### Quoted passage
• • • • •
I have a question on a homework assignment for an Assembly class. I'm not looking for an answer by any means, just some guidance with how it works. Based on my understanding, I can't determine what exactly is happening.
Consider a function P, which generates local values a-c by simple local computation
and d-f by calling Q(), R(), and S().
long P(long x,long y,long z) {
long a = ...;
long b = ...;
long c = ...;
long d = ...;
long e = ...;
long f = ...;
return d + e + f;
}
0000000000000022 <P>:
22: 55 push %rbp
23: 53 push %rbx
24: 48 83 ec 20 sub $0x20,%rsp
28: 48 83 c7 01 add $0x1,%rdi
2c: 48 89 7c 24 18 mov %rdi,0x18(%rsp)
31: 48 83 c6 02 add $0x2,%rsi
35: 48 89 74 24 10 mov %rsi,0x10(%rsp)
• • • • •
### Data under study
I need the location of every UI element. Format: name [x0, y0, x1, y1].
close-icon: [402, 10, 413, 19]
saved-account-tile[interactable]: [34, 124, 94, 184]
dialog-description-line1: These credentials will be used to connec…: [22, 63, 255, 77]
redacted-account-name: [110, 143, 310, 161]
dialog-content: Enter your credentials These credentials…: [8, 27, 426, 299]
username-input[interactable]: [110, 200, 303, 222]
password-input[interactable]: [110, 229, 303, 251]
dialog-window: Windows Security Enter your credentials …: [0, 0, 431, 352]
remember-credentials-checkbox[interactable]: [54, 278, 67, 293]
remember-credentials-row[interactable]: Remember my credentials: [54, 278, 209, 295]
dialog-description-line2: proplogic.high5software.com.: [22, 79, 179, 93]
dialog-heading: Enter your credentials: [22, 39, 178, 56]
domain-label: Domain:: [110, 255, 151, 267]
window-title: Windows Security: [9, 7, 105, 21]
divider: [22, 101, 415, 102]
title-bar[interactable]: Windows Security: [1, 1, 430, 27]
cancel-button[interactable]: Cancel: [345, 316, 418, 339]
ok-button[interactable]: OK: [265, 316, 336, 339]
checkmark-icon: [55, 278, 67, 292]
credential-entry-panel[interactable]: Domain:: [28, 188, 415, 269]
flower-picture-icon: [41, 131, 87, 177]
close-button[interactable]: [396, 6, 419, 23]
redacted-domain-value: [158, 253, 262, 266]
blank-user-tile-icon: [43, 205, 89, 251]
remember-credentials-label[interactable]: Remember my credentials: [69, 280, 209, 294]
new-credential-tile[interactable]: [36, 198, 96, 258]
• • • • •
### Required actions
**A)** In the assembly homework post, how does function P produce its local values d through f?
**B)** Copy the assembly homework post from "I have a question" up to and including "exactly is happening.".
**C)** Write the next part of the assembly homework post, picking up after its last line.

### Results
**A)** By calling Q(), R(), and S().

**B)**
I have a question on a homework assignment for an Assembly class. I'm not looking for an answer by any means, just some guidance with how it works. Based on my understanding, I can't determine what exactly is happening.

**C)**
3a: 48 83 c2 03 add $0x3,%rdx
3e: 48 89 54 24 08 mov %rdx,0x8(%rsp)
43: 48 8d 74 24 10 lea 0x10(%rsp),%rsi
48: 48 8d 7c 24 18 lea 0x18(%rsp),%rdi
4d: b8 00 00 00 00 mov $0x0,%eax
52: e8 00 00 00 00 callq 57
57: 48 89 c3 mov %rax,%rbx
5a: 48 8d 74 24 08 lea 0x8(%rsp),%rsi
5f: 48 8d 7c 24 10 lea 0x10(%rsp),%rdi
64: b8 00 00 00 00 mov $0x0,%eax
69: e8 00 00 00 00 callq 6e
6e: 48 89 c5 mov %rax,%rbp
71: 48 8d 74 24 18 lea 0x18(%rsp),%rsi
76: 48 8d 7c 24 08 lea 0x8(%rsp),%rdi
7b: b8 00 00 00 00 mov $0x0,%eax
80: e8 00 00 00 00 callq 85
85: 48 01 eb add %rbp,%rbx
88: 48 01 d8 add %rbx,%rax
8b: 48 83 c4 20 add $0x20,%rsp
8f: 5b pop %rbx
90: 5d pop %rbp
91: c3 retq
Find the size of the stack in bytes.
Identify the assembly statement(s) that allocate and free the local stack.
Identify which local values get stored in callee-saved registers.
Identify which local values get stored on the stack.
Explain why the program could not store all of the local values in callee-saved registers.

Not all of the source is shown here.